## What is needed
Although the entries contain pictures, repeat only their words, exactly as written.

## Page text dataset records

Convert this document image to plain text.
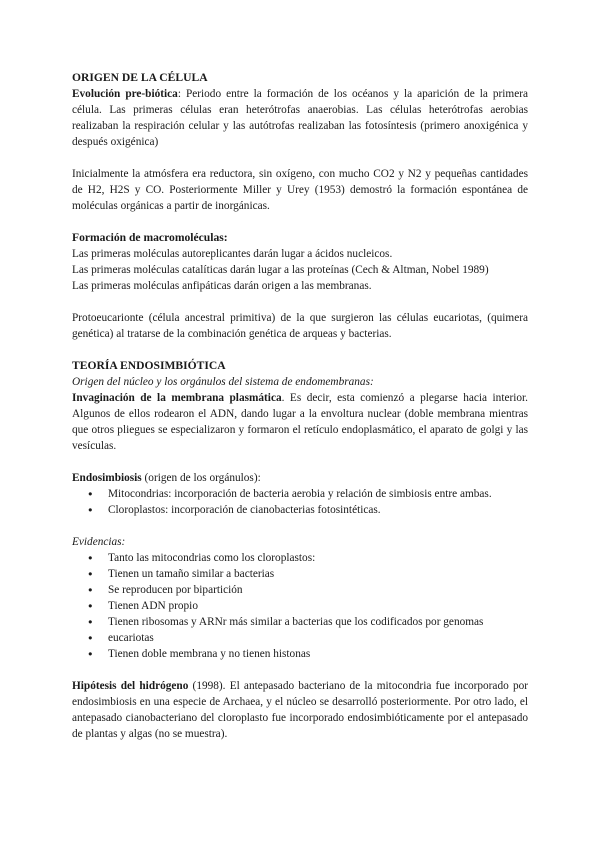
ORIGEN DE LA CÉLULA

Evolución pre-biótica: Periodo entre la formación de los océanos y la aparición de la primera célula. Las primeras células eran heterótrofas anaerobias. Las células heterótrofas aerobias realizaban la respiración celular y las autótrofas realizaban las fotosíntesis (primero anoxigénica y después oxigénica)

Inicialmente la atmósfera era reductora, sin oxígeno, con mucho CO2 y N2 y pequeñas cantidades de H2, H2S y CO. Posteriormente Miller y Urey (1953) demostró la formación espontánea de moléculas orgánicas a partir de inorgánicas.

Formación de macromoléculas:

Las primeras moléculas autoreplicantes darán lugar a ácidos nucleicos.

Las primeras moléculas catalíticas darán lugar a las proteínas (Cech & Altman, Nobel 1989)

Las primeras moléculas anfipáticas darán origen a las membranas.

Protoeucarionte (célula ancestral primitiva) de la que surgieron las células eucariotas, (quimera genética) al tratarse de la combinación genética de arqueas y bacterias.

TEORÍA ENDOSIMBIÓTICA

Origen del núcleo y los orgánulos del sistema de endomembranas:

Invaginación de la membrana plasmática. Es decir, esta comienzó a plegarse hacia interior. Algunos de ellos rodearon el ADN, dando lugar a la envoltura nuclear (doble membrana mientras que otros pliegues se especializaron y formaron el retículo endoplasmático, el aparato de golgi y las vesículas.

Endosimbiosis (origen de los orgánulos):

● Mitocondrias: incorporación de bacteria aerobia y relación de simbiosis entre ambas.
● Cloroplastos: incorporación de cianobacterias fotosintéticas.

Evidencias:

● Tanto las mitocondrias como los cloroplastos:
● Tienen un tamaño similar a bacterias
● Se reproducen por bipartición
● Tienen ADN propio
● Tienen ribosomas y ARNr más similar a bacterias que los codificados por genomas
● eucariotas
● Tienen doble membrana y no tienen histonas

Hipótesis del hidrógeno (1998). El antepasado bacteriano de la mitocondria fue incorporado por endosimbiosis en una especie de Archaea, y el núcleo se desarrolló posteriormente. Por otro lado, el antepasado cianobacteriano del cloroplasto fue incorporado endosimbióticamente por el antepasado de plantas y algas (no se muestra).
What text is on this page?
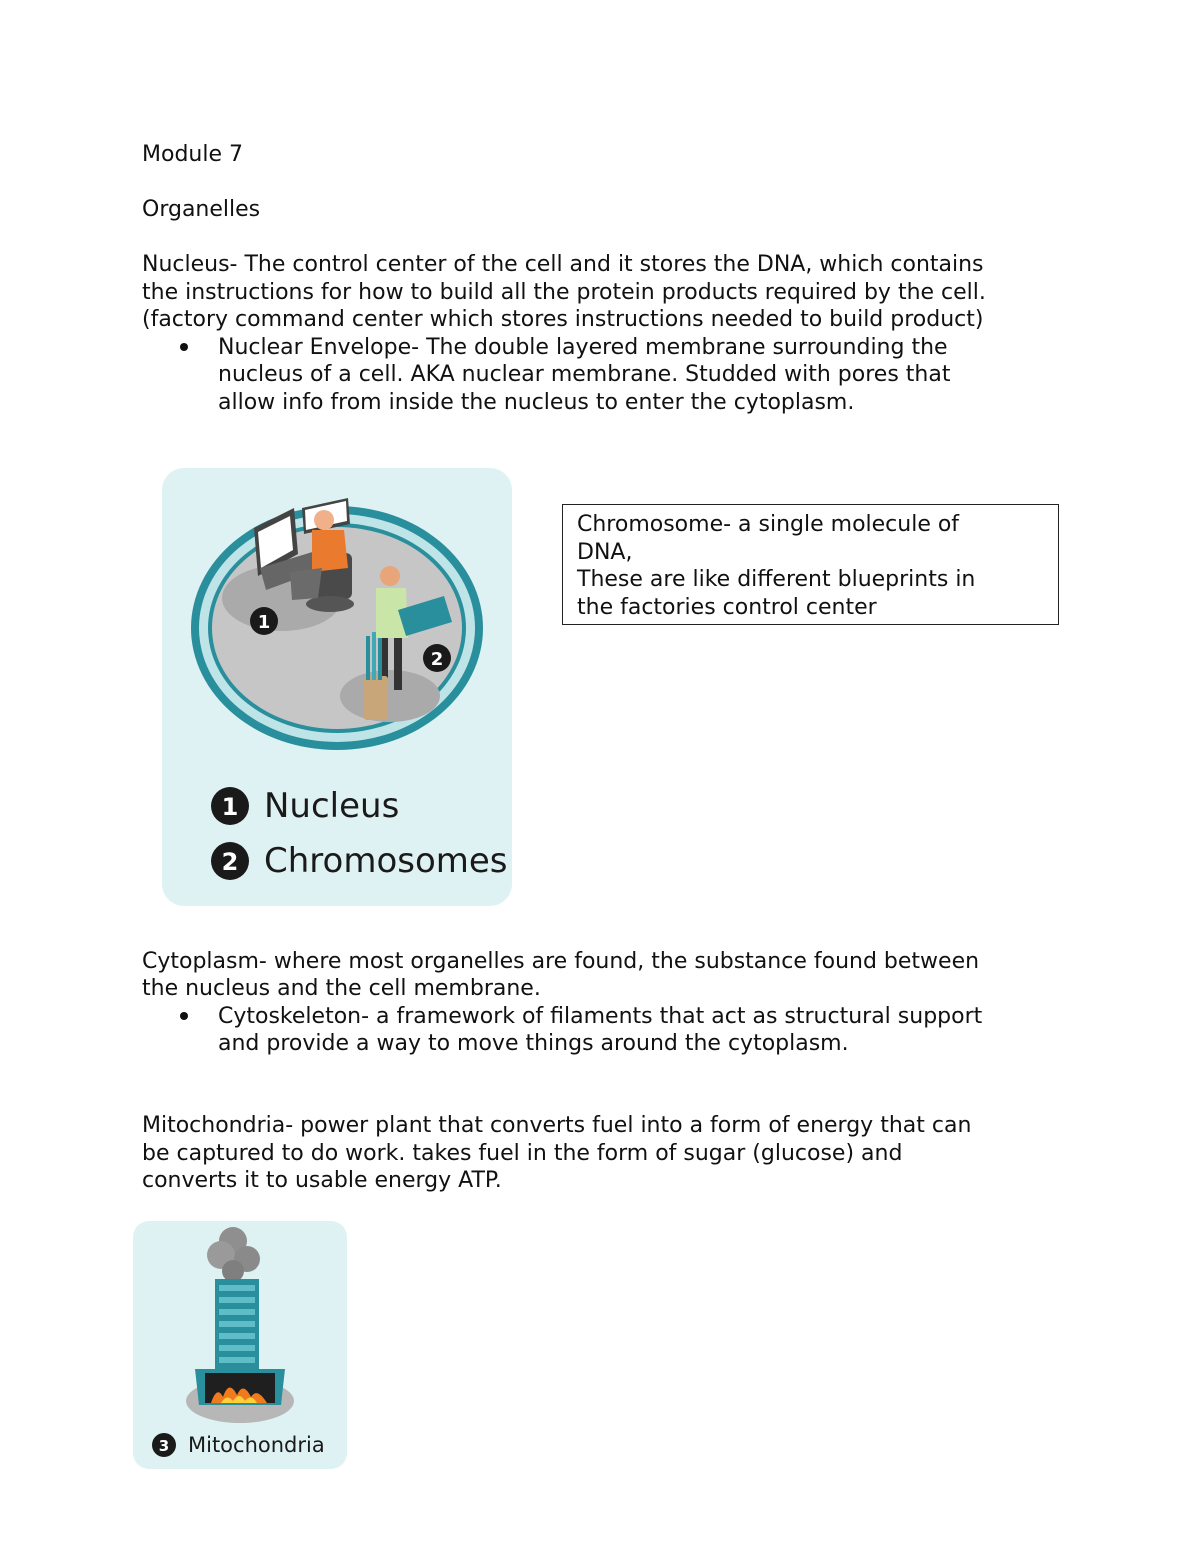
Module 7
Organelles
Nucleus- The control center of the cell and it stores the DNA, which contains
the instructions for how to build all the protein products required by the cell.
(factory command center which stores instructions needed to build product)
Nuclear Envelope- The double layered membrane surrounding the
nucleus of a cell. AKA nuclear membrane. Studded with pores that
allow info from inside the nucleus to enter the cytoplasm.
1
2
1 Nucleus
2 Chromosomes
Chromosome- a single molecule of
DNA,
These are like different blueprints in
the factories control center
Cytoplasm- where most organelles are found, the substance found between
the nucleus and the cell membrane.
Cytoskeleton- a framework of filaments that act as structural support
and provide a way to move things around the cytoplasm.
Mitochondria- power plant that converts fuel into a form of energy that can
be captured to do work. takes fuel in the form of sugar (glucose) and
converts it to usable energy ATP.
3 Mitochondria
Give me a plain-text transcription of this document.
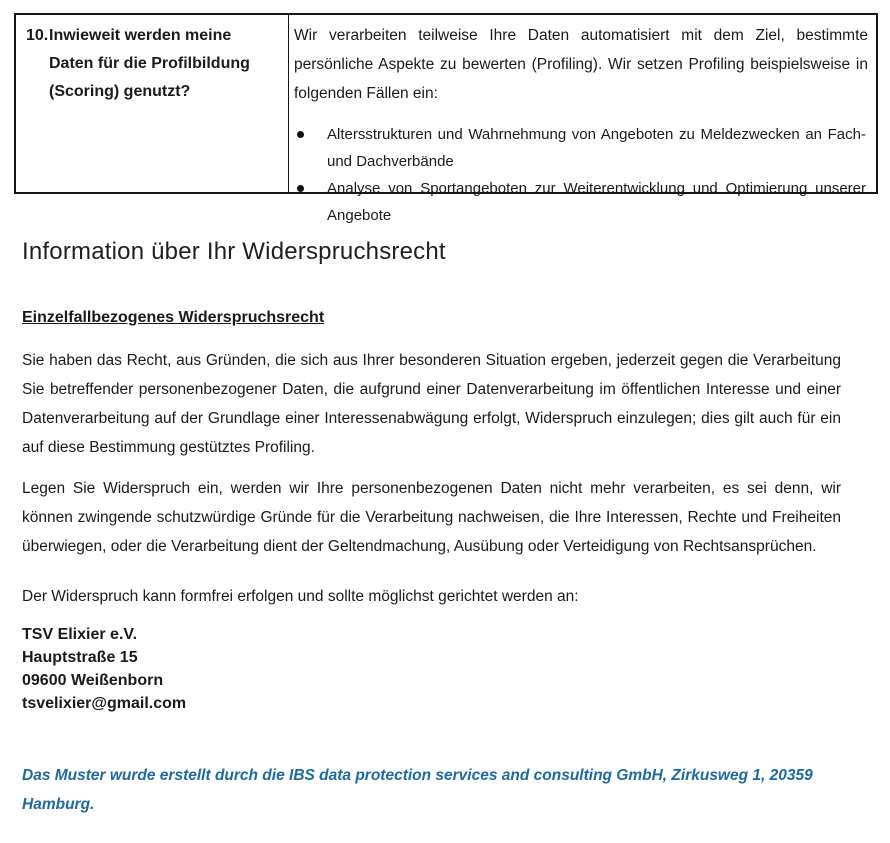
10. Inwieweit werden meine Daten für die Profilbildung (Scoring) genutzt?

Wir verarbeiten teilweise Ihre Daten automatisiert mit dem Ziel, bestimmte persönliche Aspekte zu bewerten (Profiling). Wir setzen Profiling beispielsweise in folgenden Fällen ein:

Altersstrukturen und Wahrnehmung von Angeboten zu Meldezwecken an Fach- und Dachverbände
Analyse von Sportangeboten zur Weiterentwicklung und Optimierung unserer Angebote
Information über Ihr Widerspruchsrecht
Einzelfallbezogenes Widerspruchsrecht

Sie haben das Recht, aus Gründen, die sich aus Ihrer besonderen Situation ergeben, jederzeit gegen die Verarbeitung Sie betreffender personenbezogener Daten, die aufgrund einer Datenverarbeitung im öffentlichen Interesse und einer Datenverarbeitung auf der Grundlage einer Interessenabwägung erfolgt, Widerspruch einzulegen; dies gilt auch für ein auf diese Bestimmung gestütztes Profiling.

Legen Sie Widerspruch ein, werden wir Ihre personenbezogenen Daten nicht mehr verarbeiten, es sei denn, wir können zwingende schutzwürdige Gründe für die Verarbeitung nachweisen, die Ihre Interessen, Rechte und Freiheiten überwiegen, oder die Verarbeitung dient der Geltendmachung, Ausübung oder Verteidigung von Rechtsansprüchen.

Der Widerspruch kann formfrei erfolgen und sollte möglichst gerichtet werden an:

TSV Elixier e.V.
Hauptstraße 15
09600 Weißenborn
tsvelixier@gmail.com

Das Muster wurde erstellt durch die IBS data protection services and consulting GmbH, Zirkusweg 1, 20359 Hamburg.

## Result below
Convert this document image to plain text.
ORIGEN DE LA CÉLULA

Evolución pre-biótica: Periodo entre la formación de los océanos y la aparición de la primera célula. Las primeras células eran heterótrofas anaerobias. Las células heterótrofas aerobias realizaban la respiración celular y las autótrofas realizaban las fotosíntesis (primero anoxigénica y después oxigénica)

Inicialmente la atmósfera era reductora, sin oxígeno, con mucho CO2 y N2 y pequeñas cantidades de H2, H2S y CO. Posteriormente Miller y Urey (1953) demostró la formación espontánea de moléculas orgánicas a partir de inorgánicas.

Formación de macromoléculas:

Las primeras moléculas autoreplicantes darán lugar a ácidos nucleicos.

Las primeras moléculas catalíticas darán lugar a las proteínas (Cech & Altman, Nobel 1989)

Las primeras moléculas anfipáticas darán origen a las membranas.

Protoeucarionte (célula ancestral primitiva) de la que surgieron las células eucariotas, (quimera genética) al tratarse de la combinación genética de arqueas y bacterias.

TEORÍA ENDOSIMBIÓTICA

Origen del núcleo y los orgánulos del sistema de endomembranas:

Invaginación de la membrana plasmática. Es decir, esta comienzó a plegarse hacia interior. Algunos de ellos rodearon el ADN, dando lugar a la envoltura nuclear (doble membrana mientras que otros pliegues se especializaron y formaron el retículo endoplasmático, el aparato de golgi y las vesículas.

Endosimbiosis (origen de los orgánulos):

● Mitocondrias: incorporación de bacteria aerobia y relación de simbiosis entre ambas.
● Cloroplastos: incorporación de cianobacterias fotosintéticas.

Evidencias:

● Tanto las mitocondrias como los cloroplastos:
● Tienen un tamaño similar a bacterias
● Se reproducen por bipartición
● Tienen ADN propio
● Tienen ribosomas y ARNr más similar a bacterias que los codificados por genomas
● eucariotas
● Tienen doble membrana y no tienen histonas

Hipótesis del hidrógeno (1998). El antepasado bacteriano de la mitocondria fue incorporado por endosimbiosis en una especie de Archaea, y el núcleo se desarrolló posteriormente. Por otro lado, el antepasado cianobacteriano del cloroplasto fue incorporado endosimbióticamente por el antepasado de plantas y algas (no se muestra).
What text is on this page?
Module 7
Organelles
Nucleus- The control center of the cell and it stores the DNA, which contains
the instructions for how to build all the protein products required by the cell.
(factory command center which stores instructions needed to build product)
Nuclear Envelope- The double layered membrane surrounding the
nucleus of a cell. AKA nuclear membrane. Studded with pores that
allow info from inside the nucleus to enter the cytoplasm.
1
2
1 Nucleus
2 Chromosomes
Chromosome- a single molecule of
DNA,
These are like different blueprints in
the factories control center
Cytoplasm- where most organelles are found, the substance found between
the nucleus and the cell membrane.
Cytoskeleton- a framework of filaments that act as structural support
and provide a way to move things around the cytoplasm.
Mitochondria- power plant that converts fuel into a form of energy that can
be captured to do work. takes fuel in the form of sugar (glucose) and
converts it to usable energy ATP.
3 Mitochondria
Give me a plain-text transcription of this document.
10. Inwieweit werden meine Daten für die Profilbildung (Scoring) genutzt?

Wir verarbeiten teilweise Ihre Daten automatisiert mit dem Ziel, bestimmte persönliche Aspekte zu bewerten (Profiling). Wir setzen Profiling beispielsweise in folgenden Fällen ein:

Altersstrukturen und Wahrnehmung von Angeboten zu Meldezwecken an Fach- und Dachverbände
Analyse von Sportangeboten zur Weiterentwicklung und Optimierung unserer Angebote
Information über Ihr Widerspruchsrecht
Einzelfallbezogenes Widerspruchsrecht

Sie haben das Recht, aus Gründen, die sich aus Ihrer besonderen Situation ergeben, jederzeit gegen die Verarbeitung Sie betreffender personenbezogener Daten, die aufgrund einer Datenverarbeitung im öffentlichen Interesse und einer Datenverarbeitung auf der Grundlage einer Interessenabwägung erfolgt, Widerspruch einzulegen; dies gilt auch für ein auf diese Bestimmung gestütztes Profiling.

Legen Sie Widerspruch ein, werden wir Ihre personenbezogenen Daten nicht mehr verarbeiten, es sei denn, wir können zwingende schutzwürdige Gründe für die Verarbeitung nachweisen, die Ihre Interessen, Rechte und Freiheiten überwiegen, oder die Verarbeitung dient der Geltendmachung, Ausübung oder Verteidigung von Rechtsansprüchen.

Der Widerspruch kann formfrei erfolgen und sollte möglichst gerichtet werden an:

TSV Elixier e.V.
Hauptstraße 15
09600 Weißenborn
tsvelixier@gmail.com

Das Muster wurde erstellt durch die IBS data protection services and consulting GmbH, Zirkusweg 1, 20359 Hamburg.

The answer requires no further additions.